[Instructions for the task] Find the lines that contain the word "page" and copy each one.

-- start Input material --

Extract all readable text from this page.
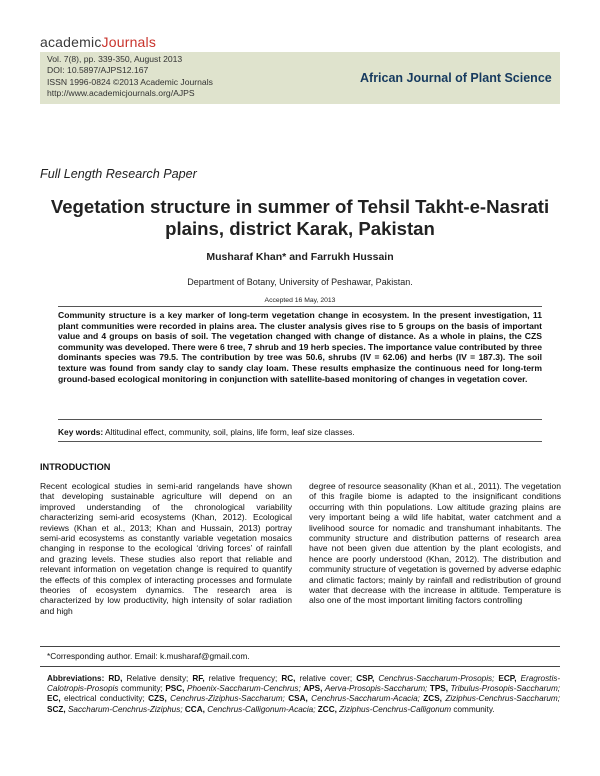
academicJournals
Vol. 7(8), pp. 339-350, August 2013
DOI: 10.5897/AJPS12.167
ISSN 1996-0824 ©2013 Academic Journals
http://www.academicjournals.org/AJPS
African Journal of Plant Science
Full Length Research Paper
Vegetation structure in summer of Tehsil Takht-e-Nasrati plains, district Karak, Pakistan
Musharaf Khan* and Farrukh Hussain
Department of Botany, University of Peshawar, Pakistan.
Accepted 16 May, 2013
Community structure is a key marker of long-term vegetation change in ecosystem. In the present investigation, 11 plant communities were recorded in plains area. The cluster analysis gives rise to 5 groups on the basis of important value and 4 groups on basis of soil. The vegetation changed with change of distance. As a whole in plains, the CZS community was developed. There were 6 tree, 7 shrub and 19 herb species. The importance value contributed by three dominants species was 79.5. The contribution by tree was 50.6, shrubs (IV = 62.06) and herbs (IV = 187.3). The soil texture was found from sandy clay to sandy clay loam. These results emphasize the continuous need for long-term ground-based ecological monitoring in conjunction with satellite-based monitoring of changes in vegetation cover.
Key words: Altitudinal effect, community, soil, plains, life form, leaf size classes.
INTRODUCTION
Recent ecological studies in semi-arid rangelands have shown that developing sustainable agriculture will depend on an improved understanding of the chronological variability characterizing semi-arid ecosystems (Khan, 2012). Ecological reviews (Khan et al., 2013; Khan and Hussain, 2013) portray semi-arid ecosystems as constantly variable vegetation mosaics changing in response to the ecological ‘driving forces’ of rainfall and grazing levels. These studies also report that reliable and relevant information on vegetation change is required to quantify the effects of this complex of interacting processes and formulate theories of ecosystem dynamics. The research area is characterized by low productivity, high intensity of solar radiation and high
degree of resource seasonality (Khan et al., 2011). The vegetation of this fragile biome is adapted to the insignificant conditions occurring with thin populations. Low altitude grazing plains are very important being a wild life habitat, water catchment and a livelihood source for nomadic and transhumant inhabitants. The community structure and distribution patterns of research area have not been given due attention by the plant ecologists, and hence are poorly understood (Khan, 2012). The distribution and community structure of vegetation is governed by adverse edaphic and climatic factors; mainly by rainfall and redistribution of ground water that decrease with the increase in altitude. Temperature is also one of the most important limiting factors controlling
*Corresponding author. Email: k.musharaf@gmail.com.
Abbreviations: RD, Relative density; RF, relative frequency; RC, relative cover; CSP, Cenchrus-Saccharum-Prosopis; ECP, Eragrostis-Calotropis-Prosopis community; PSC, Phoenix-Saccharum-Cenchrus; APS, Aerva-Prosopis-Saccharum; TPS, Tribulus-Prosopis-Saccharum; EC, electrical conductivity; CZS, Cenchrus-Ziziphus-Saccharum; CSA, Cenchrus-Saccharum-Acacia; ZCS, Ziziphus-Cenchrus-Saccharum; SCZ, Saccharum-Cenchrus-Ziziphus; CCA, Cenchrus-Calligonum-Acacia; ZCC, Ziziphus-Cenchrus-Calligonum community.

-- end Input material --
-- start Input material --

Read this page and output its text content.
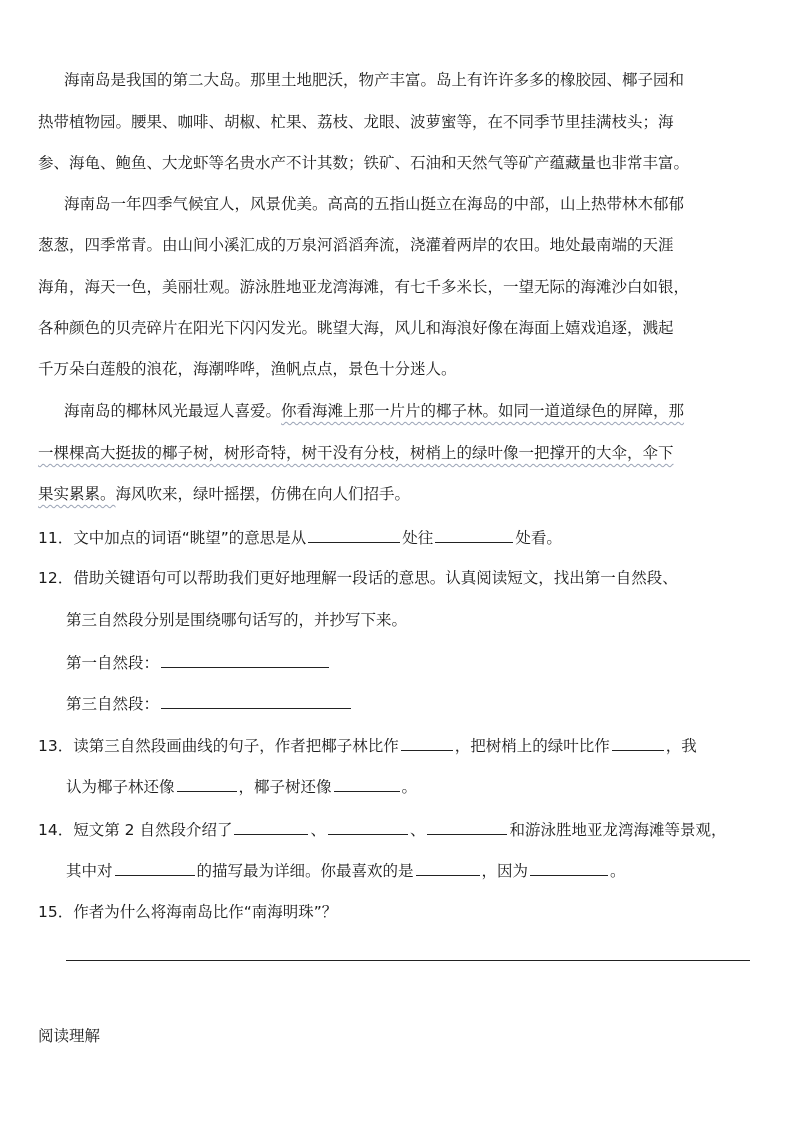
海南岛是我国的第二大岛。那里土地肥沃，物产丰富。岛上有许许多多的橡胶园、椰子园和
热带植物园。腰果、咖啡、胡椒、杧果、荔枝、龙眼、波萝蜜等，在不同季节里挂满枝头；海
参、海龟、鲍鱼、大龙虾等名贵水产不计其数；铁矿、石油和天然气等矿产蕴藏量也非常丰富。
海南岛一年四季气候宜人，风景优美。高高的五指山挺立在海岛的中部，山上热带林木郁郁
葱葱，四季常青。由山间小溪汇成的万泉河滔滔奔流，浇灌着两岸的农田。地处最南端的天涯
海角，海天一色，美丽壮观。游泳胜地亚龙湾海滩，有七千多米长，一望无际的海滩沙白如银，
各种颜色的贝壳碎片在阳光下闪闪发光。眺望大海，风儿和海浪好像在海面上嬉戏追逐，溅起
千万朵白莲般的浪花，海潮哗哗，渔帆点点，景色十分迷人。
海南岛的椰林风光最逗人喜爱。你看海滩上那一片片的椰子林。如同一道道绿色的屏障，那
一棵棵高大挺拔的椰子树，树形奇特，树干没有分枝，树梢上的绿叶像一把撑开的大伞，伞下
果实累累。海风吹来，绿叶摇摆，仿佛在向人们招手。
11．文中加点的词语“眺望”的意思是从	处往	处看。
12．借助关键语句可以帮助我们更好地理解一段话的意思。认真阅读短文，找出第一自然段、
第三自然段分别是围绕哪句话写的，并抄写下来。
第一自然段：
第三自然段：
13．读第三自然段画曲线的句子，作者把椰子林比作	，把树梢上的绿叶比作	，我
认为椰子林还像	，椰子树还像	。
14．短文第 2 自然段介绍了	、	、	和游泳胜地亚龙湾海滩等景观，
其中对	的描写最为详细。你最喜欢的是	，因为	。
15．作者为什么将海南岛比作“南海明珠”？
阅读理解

-- end Input material --

[Exercise response]
Extract all readable text from this page.
Read this page and output its text content.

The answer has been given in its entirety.